Please copy the lines from the one that contains "Output 16 of" through the one that contains "Extract all elements", both included. Leave out the pictures.
*** GIVEN RECORDS ***
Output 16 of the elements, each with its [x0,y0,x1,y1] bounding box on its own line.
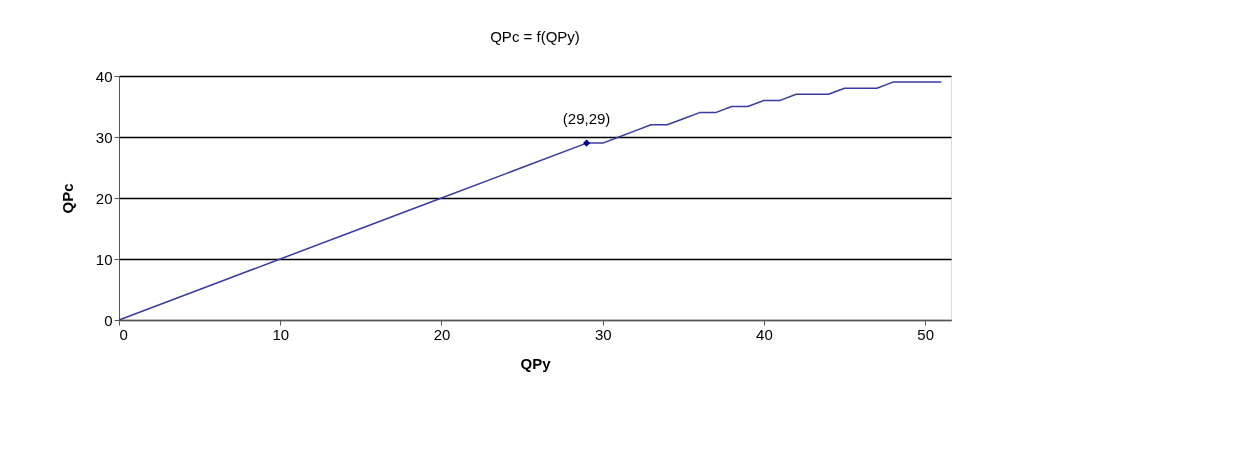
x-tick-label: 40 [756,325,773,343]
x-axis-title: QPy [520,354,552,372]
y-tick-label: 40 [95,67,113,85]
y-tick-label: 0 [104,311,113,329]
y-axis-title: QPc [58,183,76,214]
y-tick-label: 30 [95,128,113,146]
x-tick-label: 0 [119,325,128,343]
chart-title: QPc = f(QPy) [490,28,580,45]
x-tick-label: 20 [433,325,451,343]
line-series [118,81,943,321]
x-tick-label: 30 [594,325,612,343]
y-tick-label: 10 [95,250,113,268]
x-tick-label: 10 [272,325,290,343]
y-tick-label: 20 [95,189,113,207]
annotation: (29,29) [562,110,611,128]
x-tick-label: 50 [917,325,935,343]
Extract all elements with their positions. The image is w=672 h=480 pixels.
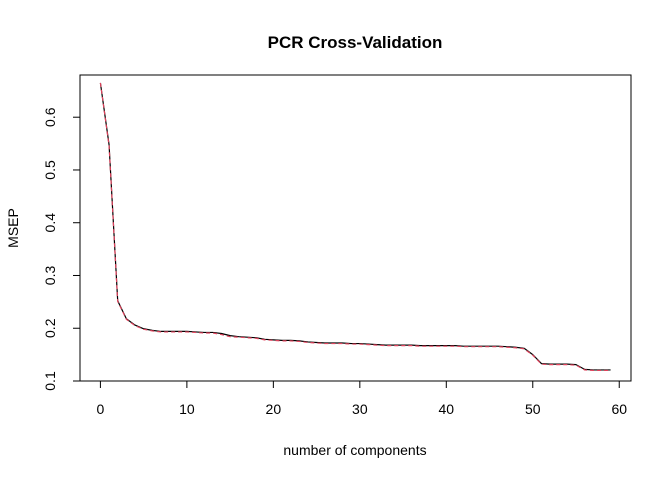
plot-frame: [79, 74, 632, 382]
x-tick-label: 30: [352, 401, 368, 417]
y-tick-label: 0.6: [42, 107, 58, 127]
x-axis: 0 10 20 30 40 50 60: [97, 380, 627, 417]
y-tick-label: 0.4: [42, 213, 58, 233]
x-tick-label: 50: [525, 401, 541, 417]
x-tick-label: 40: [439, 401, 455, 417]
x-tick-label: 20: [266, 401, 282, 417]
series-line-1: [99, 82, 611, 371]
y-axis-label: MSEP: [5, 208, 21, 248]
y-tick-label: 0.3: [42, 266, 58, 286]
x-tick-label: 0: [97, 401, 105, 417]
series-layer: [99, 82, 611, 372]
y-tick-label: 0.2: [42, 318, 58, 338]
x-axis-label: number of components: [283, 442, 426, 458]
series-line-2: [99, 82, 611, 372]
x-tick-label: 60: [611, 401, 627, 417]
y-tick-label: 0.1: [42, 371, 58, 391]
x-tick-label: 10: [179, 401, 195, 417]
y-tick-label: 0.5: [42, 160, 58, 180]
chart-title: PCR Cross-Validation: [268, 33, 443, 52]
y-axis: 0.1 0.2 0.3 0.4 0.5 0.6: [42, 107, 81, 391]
***
*** GIVEN RECORDS ***
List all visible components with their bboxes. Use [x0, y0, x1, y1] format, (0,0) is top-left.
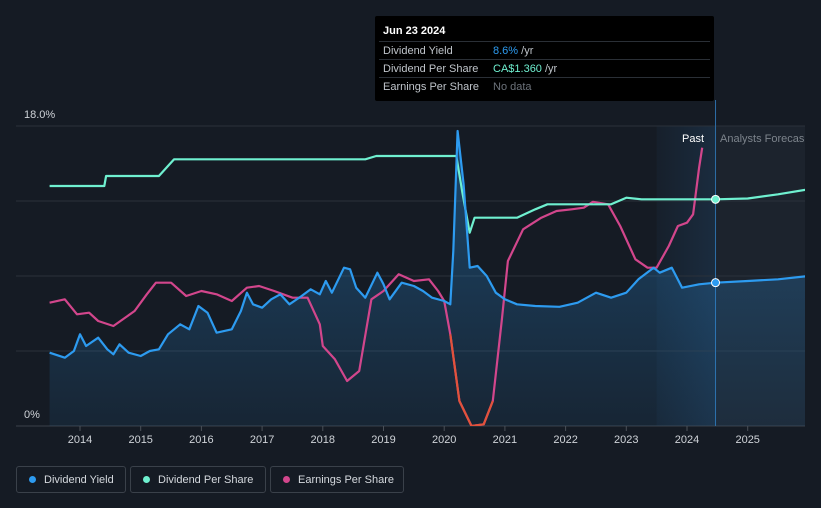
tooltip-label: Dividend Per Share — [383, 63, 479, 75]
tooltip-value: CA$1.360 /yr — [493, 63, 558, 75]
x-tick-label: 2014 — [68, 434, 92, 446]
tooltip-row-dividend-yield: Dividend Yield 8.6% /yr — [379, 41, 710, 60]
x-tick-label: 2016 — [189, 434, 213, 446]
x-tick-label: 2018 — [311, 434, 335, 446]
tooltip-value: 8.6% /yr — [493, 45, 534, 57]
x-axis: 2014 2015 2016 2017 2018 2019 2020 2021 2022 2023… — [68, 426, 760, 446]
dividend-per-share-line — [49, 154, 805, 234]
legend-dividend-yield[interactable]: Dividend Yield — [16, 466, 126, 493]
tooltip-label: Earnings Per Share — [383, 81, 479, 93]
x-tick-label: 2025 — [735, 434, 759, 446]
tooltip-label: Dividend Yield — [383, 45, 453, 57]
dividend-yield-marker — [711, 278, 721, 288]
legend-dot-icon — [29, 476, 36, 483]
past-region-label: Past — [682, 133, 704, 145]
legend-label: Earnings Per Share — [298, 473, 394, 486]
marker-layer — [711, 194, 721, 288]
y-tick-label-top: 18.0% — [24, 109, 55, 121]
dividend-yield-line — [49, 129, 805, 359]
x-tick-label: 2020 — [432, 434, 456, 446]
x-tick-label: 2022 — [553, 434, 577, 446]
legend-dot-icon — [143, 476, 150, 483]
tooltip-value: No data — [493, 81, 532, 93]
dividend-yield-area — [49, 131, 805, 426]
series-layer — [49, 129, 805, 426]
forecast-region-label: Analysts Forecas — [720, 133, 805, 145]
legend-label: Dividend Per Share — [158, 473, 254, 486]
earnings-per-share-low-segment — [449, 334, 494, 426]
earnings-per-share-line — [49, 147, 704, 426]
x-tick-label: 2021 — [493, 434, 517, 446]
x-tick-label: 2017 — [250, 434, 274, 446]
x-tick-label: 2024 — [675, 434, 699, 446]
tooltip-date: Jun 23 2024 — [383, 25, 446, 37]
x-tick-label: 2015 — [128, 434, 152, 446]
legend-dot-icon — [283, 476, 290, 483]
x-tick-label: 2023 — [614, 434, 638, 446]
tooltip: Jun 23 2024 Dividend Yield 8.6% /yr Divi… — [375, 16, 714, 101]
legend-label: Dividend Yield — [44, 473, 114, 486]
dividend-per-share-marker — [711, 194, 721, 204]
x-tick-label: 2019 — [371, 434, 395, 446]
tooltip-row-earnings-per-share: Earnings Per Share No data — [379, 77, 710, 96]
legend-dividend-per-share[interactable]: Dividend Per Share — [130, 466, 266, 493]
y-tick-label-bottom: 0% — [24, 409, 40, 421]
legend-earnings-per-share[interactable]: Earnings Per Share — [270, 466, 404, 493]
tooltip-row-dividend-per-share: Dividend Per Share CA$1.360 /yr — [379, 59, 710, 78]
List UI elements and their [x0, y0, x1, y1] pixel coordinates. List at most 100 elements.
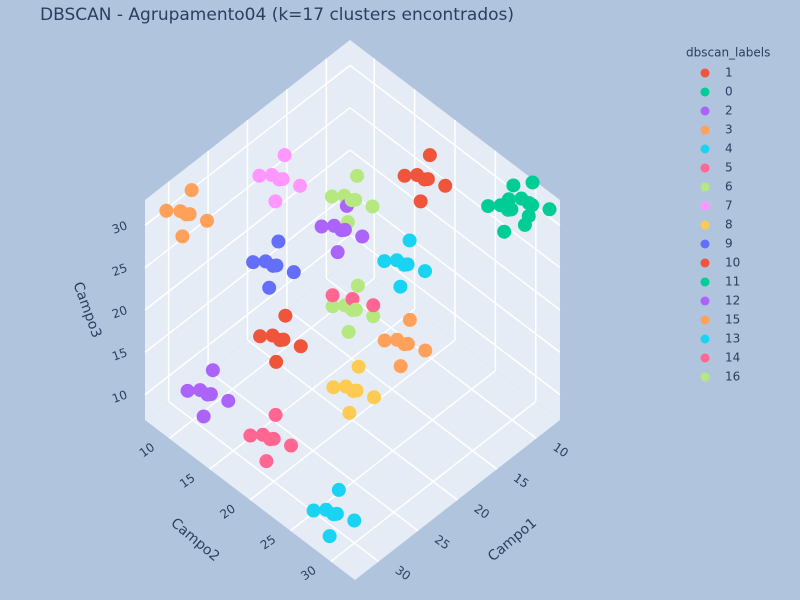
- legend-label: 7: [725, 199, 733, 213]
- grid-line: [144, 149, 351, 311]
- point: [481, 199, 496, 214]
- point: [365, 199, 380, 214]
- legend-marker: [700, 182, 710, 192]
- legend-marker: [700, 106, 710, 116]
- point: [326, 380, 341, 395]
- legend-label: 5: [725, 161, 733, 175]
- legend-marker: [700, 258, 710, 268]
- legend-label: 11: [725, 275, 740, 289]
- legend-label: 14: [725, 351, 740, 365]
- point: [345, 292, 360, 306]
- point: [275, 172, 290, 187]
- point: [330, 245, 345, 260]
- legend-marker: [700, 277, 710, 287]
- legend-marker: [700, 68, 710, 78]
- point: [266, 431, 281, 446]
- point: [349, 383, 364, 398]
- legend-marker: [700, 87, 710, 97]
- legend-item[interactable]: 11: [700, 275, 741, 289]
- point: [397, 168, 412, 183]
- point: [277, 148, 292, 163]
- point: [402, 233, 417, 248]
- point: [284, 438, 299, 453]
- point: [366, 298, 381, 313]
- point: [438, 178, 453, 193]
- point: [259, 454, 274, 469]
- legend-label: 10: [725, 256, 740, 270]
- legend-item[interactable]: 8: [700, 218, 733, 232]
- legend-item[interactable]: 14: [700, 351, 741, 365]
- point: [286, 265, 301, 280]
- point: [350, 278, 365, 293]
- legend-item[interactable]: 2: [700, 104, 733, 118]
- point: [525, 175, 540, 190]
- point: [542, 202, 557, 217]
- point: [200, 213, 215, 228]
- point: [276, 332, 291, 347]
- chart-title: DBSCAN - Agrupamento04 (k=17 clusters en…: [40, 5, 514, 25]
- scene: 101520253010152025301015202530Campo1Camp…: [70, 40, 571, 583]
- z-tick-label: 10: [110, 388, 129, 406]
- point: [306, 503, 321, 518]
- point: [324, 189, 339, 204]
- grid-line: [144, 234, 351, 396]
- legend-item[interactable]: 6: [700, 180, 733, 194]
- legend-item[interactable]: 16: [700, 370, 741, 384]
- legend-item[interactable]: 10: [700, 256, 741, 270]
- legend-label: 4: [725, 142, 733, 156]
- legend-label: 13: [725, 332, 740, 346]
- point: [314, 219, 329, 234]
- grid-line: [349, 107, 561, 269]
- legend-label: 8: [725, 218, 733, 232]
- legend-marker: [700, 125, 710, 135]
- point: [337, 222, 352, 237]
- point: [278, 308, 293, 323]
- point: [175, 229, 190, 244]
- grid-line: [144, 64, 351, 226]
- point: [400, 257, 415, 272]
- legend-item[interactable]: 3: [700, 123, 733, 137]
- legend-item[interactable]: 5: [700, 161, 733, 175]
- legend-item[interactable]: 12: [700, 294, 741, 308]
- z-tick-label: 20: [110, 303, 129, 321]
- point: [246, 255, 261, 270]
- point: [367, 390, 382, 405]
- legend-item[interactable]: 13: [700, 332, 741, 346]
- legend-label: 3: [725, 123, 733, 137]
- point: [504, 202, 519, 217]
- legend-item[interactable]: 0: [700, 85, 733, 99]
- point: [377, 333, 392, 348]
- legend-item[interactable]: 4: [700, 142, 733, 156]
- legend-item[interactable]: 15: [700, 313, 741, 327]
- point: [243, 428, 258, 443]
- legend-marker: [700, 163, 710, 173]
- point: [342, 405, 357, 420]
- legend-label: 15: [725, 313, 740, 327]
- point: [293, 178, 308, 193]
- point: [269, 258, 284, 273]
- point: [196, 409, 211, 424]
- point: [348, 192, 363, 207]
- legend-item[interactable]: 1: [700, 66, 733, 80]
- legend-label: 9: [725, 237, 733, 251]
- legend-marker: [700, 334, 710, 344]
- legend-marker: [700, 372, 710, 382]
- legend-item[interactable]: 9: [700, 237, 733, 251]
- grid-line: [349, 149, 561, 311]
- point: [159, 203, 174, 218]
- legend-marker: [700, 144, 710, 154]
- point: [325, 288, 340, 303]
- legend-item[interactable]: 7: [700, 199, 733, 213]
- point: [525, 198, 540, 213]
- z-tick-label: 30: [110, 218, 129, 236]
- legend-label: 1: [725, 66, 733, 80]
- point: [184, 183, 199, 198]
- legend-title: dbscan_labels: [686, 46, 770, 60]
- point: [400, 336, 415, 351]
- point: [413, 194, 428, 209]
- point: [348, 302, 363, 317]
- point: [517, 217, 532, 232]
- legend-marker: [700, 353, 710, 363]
***
SOLVED PROBLEM |
Output 16 of the elements, each with its [x0,y0,x1,y1] bounding box on its own line.
x-tick-label: 40 [756,325,773,343]
x-axis-title: QPy [520,354,552,372]
y-tick-label: 40 [95,67,113,85]
y-tick-label: 0 [104,311,113,329]
y-axis-title: QPc [58,183,76,214]
y-tick-label: 30 [95,128,113,146]
x-tick-label: 0 [119,325,128,343]
chart-title: QPc = f(QPy) [490,28,580,45]
x-tick-label: 20 [433,325,451,343]
line-series [118,81,943,321]
x-tick-label: 30 [594,325,612,343]
y-tick-label: 10 [95,250,113,268]
x-tick-label: 10 [272,325,290,343]
y-tick-label: 20 [95,189,113,207]
annotation: (29,29) [562,110,611,128]
x-tick-label: 50 [917,325,935,343]
Extract all elements with their positions. The image is w=672 h=480 pixels.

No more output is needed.